» Exercise aim: Make an exact copy of all the entries, but do not reproduce the pictures.

» Dataset extract:
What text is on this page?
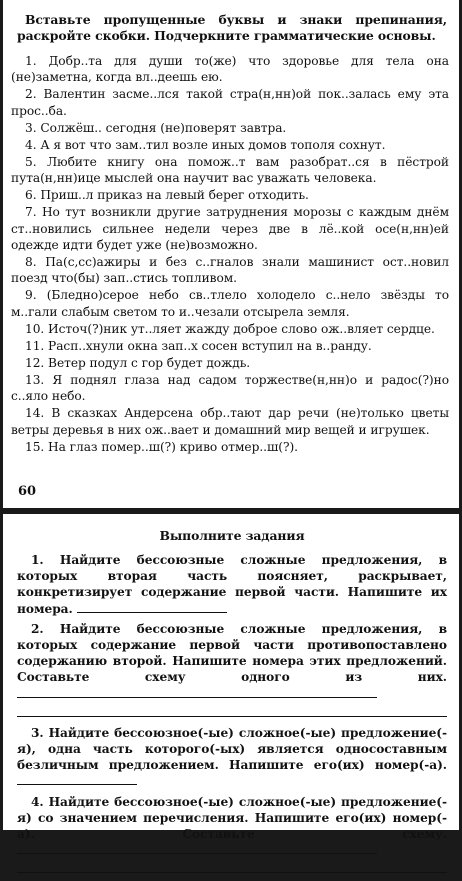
Вставьте пропущенные буквы и знаки препинания, раскройте скобки. Подчеркните грамматические основы.

1. Добр..та для души то(же) что здоровье для тела она (не)заметна, когда вл..деешь ею.

2. Валентин засме..лся такой стра(н,нн)ой пок..залась ему эта прос..ба.

3. Солжёш.. сегодня (не)поверят завтра.

4. А я вот что зам..тил возле иных домов тополя сохнут.

5. Любите книгу она помож..т вам разобрат..ся в пёстрой пута(н,нн)ице мыслей она научит вас уважать человека.

6. Приш..л приказ на левый берег отходить.

7. Но тут возникли другие затруднения морозы с каждым днём ст..новились сильнее недели через две в лё..кой осе(н,нн)ей одежде идти будет уже (не)возможно.

8. Па(с,сс)ажиры и без с..гналов знали машинист ост..новил поезд что(бы) зап..стись топливом.

9. (Бледно)серое небо св..тлело холодело с..нело звёзды то м..гали слабым светом то и..чезали отсырела земля.

10. Источ(?)ник ут..ляет жажду доброе слово ож..вляет сердце.

11. Расп..хнули окна зап..х сосен вступил на в..ранду.

12. Ветер подул с гор будет дождь.

13. Я поднял глаза над садом торжестве(н,нн)о и радос(?)но с..яло небо.

14. В сказках Андерсена обр..тают дар речи (не)только цветы ветры деревья в них ож..вает и домашний мир вещей и игрушек.

15. На глаз помер..ш(?) криво отмер..ш(?).

60
Выполните задания
1. Найдите бессоюзные сложные предложения, в которых вторая часть поясняет, раскрывает, конкретизирует содержание первой части. Напишите их номера.
2. Найдите бессоюзные сложные предложения, в которых содержание первой части противопоставлено содержанию второй. Напишите номера этих предложений. Составьте схему одного из них.
3. Найдите бессоюзное(-ые) сложное(-ые) предложение(-я), одна часть которого(-ых) является односоставным безличным предложением. Напишите его(их) номер(-а).
4. Найдите бессоюзное(-ые) сложное(-ые) предложение(-я) со значением перечисления. Напишите его(их) номер(-а). Составьте схему.
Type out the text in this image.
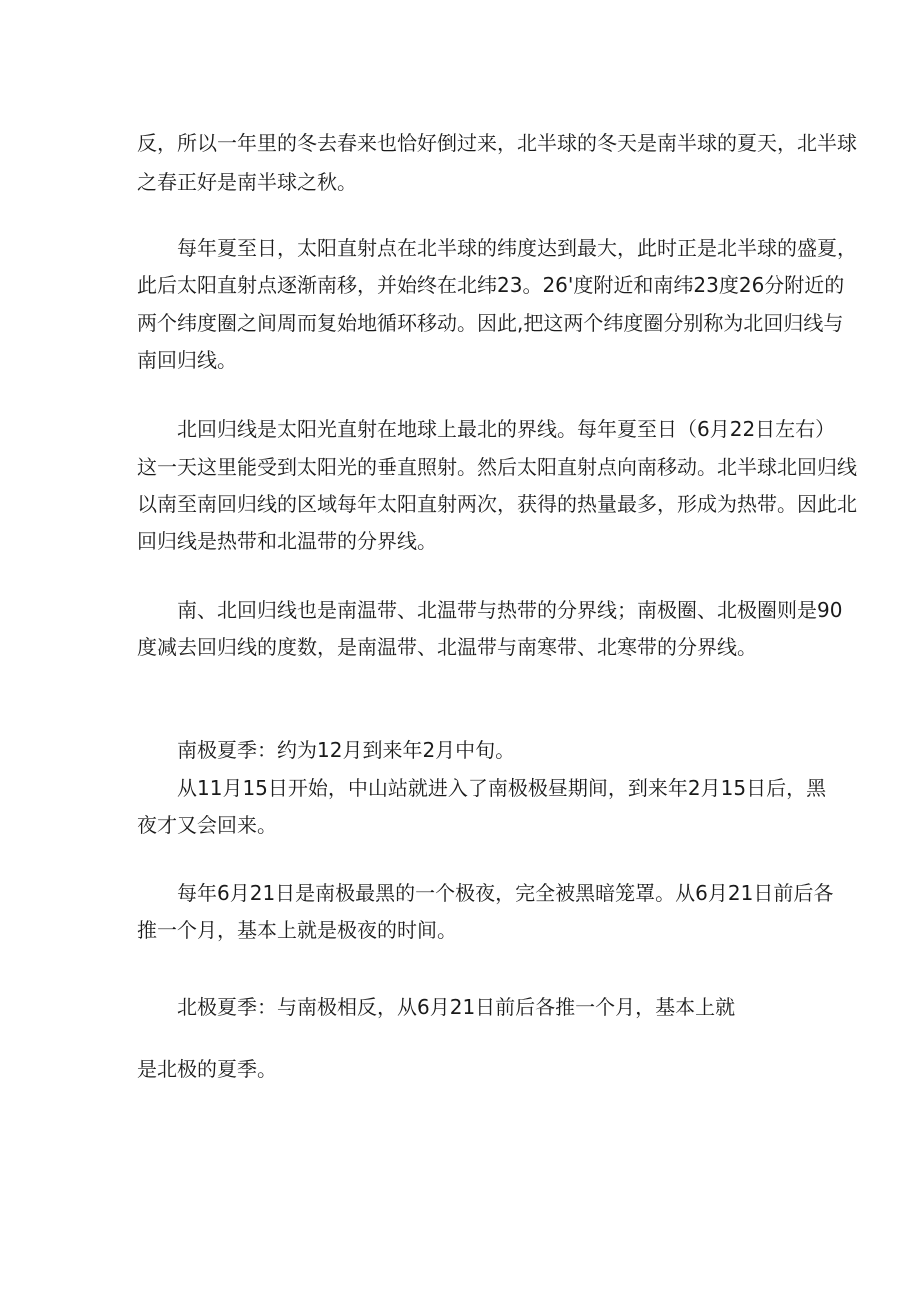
反，所以一年里的冬去春来也恰好倒过来，北半球的冬天是南半球的夏天，北半球
之春正好是南半球之秋。
每年夏至日，太阳直射点在北半球的纬度达到最大，此时正是北半球的盛夏，
此后太阳直射点逐渐南移，并始终在北纬23。26'度附近和南纬23度26分附近的
两个纬度圈之间周而复始地循环移动。因此,把这两个纬度圈分别称为北回归线与
南回归线。
北回归线是太阳光直射在地球上最北的界线。每年夏至日（6月22日左右）
这一天这里能受到太阳光的垂直照射。然后太阳直射点向南移动。北半球北回归线
以南至南回归线的区域每年太阳直射两次，获得的热量最多，形成为热带。因此北
回归线是热带和北温带的分界线。
南、北回归线也是南温带、北温带与热带的分界线；南极圈、北极圈则是90
度减去回归线的度数，是南温带、北温带与南寒带、北寒带的分界线。
南极夏季：约为12月到来年2月中旬。
从11月15日开始，中山站就进入了南极极昼期间，到来年2月15日后，黑
夜才又会回来。
每年6月21日是南极最黑的一个极夜，完全被黑暗笼罩。从6月21日前后各
推一个月，基本上就是极夜的时间。
北极夏季：与南极相反，从6月21日前后各推一个月，基本上就
是北极的夏季。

» Response below:
What text is on this page?
Вставьте пропущенные буквы и знаки препинания, раскройте скобки. Подчеркните грамматические основы.

1. Добр..та для души то(же) что здоровье для тела она (не)заметна, когда вл..деешь ею.

2. Валентин засме..лся такой стра(н,нн)ой пок..залась ему эта прос..ба.

3. Солжёш.. сегодня (не)поверят завтра.

4. А я вот что зам..тил возле иных домов тополя сохнут.

5. Любите книгу она помож..т вам разобрат..ся в пёстрой пута(н,нн)ице мыслей она научит вас уважать человека.

6. Приш..л приказ на левый берег отходить.

7. Но тут возникли другие затруднения морозы с каждым днём ст..новились сильнее недели через две в лё..кой осе(н,нн)ей одежде идти будет уже (не)возможно.

8. Па(с,сс)ажиры и без с..гналов знали машинист ост..новил поезд что(бы) зап..стись топливом.

9. (Бледно)серое небо св..тлело холодело с..нело звёзды то м..гали слабым светом то и..чезали отсырела земля.

10. Источ(?)ник ут..ляет жажду доброе слово ож..вляет сердце.

11. Расп..хнули окна зап..х сосен вступил на в..ранду.

12. Ветер подул с гор будет дождь.

13. Я поднял глаза над садом торжестве(н,нн)о и радос(?)но с..яло небо.

14. В сказках Андерсена обр..тают дар речи (не)только цветы ветры деревья в них ож..вает и домашний мир вещей и игрушек.

15. На глаз помер..ш(?) криво отмер..ш(?).

60
Выполните задания
1. Найдите бессоюзные сложные предложения, в которых вторая часть поясняет, раскрывает, конкретизирует содержание первой части. Напишите их номера.
2. Найдите бессоюзные сложные предложения, в которых содержание первой части противопоставлено содержанию второй. Напишите номера этих предложений. Составьте схему одного из них.
3. Найдите бессоюзное(-ые) сложное(-ые) предложение(-я), одна часть которого(-ых) является односоставным безличным предложением. Напишите его(их) номер(-а).
4. Найдите бессоюзное(-ые) сложное(-ые) предложение(-я) со значением перечисления. Напишите его(их) номер(-а). Составьте схему.
Type out the text in this image.
反，所以一年里的冬去春来也恰好倒过来，北半球的冬天是南半球的夏天，北半球
之春正好是南半球之秋。
每年夏至日，太阳直射点在北半球的纬度达到最大，此时正是北半球的盛夏，
此后太阳直射点逐渐南移，并始终在北纬23。26'度附近和南纬23度26分附近的
两个纬度圈之间周而复始地循环移动。因此,把这两个纬度圈分别称为北回归线与
南回归线。
北回归线是太阳光直射在地球上最北的界线。每年夏至日（6月22日左右）
这一天这里能受到太阳光的垂直照射。然后太阳直射点向南移动。北半球北回归线
以南至南回归线的区域每年太阳直射两次，获得的热量最多，形成为热带。因此北
回归线是热带和北温带的分界线。
南、北回归线也是南温带、北温带与热带的分界线；南极圈、北极圈则是90
度减去回归线的度数，是南温带、北温带与南寒带、北寒带的分界线。
南极夏季：约为12月到来年2月中旬。
从11月15日开始，中山站就进入了南极极昼期间，到来年2月15日后，黑
夜才又会回来。
每年6月21日是南极最黑的一个极夜，完全被黑暗笼罩。从6月21日前后各
推一个月，基本上就是极夜的时间。
北极夏季：与南极相反，从6月21日前后各推一个月，基本上就
是北极的夏季。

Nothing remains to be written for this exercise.